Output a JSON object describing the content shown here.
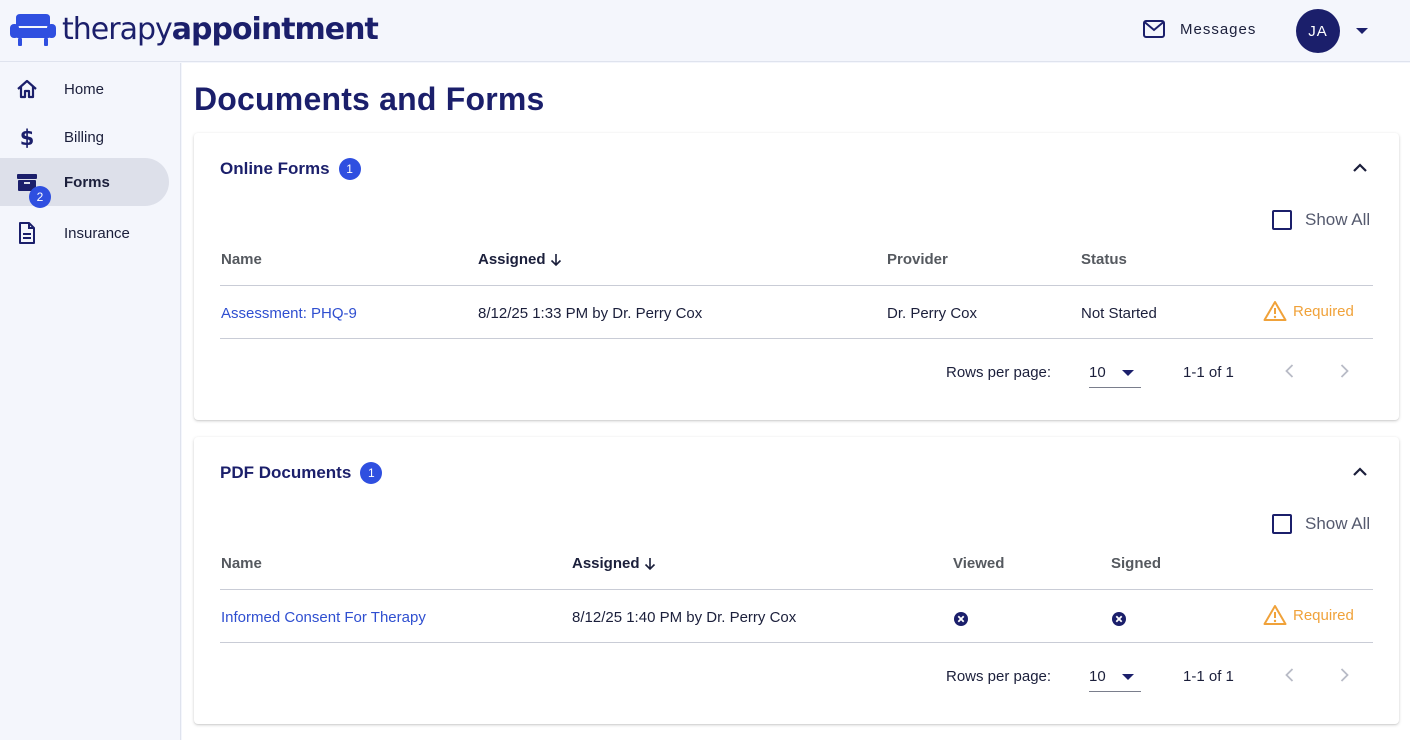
{
  "brand": {
    "name_light": "therapy",
    "name_bold": "appointment",
    "accent": "#2f4fe0",
    "navy": "#1b1f6b"
  },
  "header": {
    "messages_label": "Messages",
    "avatar_initials": "JA"
  },
  "sidebar": {
    "items": [
      {
        "label": "Home",
        "icon": "home-icon"
      },
      {
        "label": "Billing",
        "icon": "dollar-icon"
      },
      {
        "label": "Forms",
        "icon": "inbox-icon",
        "badge": "2",
        "active": true
      },
      {
        "label": "Insurance",
        "icon": "document-icon"
      }
    ]
  },
  "page": {
    "title": "Documents and Forms"
  },
  "online_forms": {
    "title": "Online Forms",
    "count": "1",
    "show_all_label": "Show All",
    "columns": [
      "Name",
      "Assigned",
      "Provider",
      "Status"
    ],
    "rows": [
      {
        "name": "Assessment: PHQ-9",
        "assigned": "8/12/25 1:33 PM by Dr. Perry Cox",
        "provider": "Dr. Perry Cox",
        "status": "Not Started",
        "flag": "Required"
      }
    ],
    "pager": {
      "rows_per_page_label": "Rows per page:",
      "rows_per_page": "10",
      "range": "1-1 of 1"
    }
  },
  "pdf_documents": {
    "title": "PDF Documents",
    "count": "1",
    "show_all_label": "Show All",
    "columns": [
      "Name",
      "Assigned",
      "Viewed",
      "Signed"
    ],
    "rows": [
      {
        "name": "Informed Consent For Therapy",
        "assigned": "8/12/25 1:40 PM by Dr. Perry Cox",
        "viewed": false,
        "signed": false,
        "flag": "Required"
      }
    ],
    "pager": {
      "rows_per_page_label": "Rows per page:",
      "rows_per_page": "10",
      "range": "1-1 of 1"
    }
  },
  "colors": {
    "required": "#f0a23a",
    "link": "#2f4fd0"
  }
}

What is expected -> Write out the records above once more, word for word, with no pictures.

Solution to this exercise ->
Output a JSON object describing the content shown here.
{
  "brand": {
    "name_light": "therapy",
    "name_bold": "appointment",
    "accent": "#2f4fe0",
    "navy": "#1b1f6b"
  },
  "header": {
    "messages_label": "Messages",
    "avatar_initials": "JA"
  },
  "sidebar": {
    "items": [
      {
        "label": "Home",
        "icon": "home-icon"
      },
      {
        "label": "Billing",
        "icon": "dollar-icon"
      },
      {
        "label": "Forms",
        "icon": "inbox-icon",
        "badge": "2",
        "active": true
      },
      {
        "label": "Insurance",
        "icon": "document-icon"
      }
    ]
  },
  "page": {
    "title": "Documents and Forms"
  },
  "online_forms": {
    "title": "Online Forms",
    "count": "1",
    "show_all_label": "Show All",
    "columns": [
      "Name",
      "Assigned",
      "Provider",
      "Status"
    ],
    "rows": [
      {
        "name": "Assessment: PHQ-9",
        "assigned": "8/12/25 1:33 PM by Dr. Perry Cox",
        "provider": "Dr. Perry Cox",
        "status": "Not Started",
        "flag": "Required"
      }
    ],
    "pager": {
      "rows_per_page_label": "Rows per page:",
      "rows_per_page": "10",
      "range": "1-1 of 1"
    }
  },
  "pdf_documents": {
    "title": "PDF Documents",
    "count": "1",
    "show_all_label": "Show All",
    "columns": [
      "Name",
      "Assigned",
      "Viewed",
      "Signed"
    ],
    "rows": [
      {
        "name": "Informed Consent For Therapy",
        "assigned": "8/12/25 1:40 PM by Dr. Perry Cox",
        "viewed": false,
        "signed": false,
        "flag": "Required"
      }
    ],
    "pager": {
      "rows_per_page_label": "Rows per page:",
      "rows_per_page": "10",
      "range": "1-1 of 1"
    }
  },
  "colors": {
    "required": "#f0a23a",
    "link": "#2f4fd0"
  }
}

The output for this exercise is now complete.